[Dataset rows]
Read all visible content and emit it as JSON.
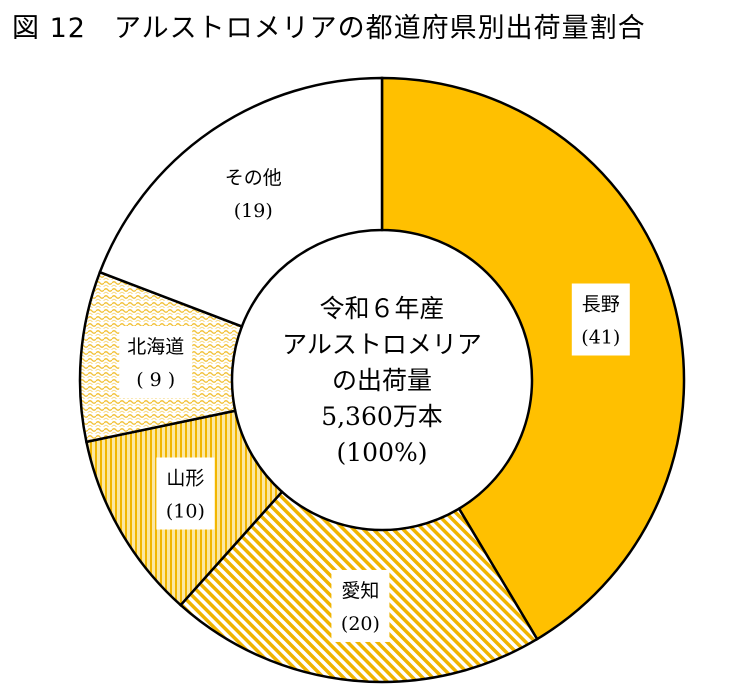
{
  "title": "図 12　アルストロメリアの都道府県別出荷量割合",
  "chart_data": {
    "type": "pie",
    "title": "図 12　アルストロメリアの都道府県別出荷量割合",
    "center_lines": [
      "令和６年産",
      "アルストロメリア",
      "の出荷量",
      "5,360万本",
      "(100%)"
    ],
    "slices": [
      {
        "label": "長野",
        "value": 41,
        "value_text": "(41)",
        "color": "#FFC000",
        "pattern": "solid"
      },
      {
        "label": "愛知",
        "value": 20,
        "value_text": "(20)",
        "color": "#FFC000",
        "pattern": "diagonal"
      },
      {
        "label": "山形",
        "value": 10,
        "value_text": "(10)",
        "color": "#FFC000",
        "pattern": "vertical"
      },
      {
        "label": "北海道",
        "value": 9,
        "value_text": "( 9 )",
        "color": "#FFC000",
        "pattern": "wave"
      },
      {
        "label": "その他",
        "value": 19,
        "value_text": "(19)",
        "color": "#FFFFFF",
        "pattern": "none"
      }
    ],
    "unit": "%"
  }
}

AIM OF THE EXERCISE: Check each line of the records for the word "title", and show the lines that contain it.

RESULT:
  "title": "図 12　アルストロメリアの都道府県別出荷量割合",
    "title": "図 12　アルストロメリアの都道府県別出荷量割合",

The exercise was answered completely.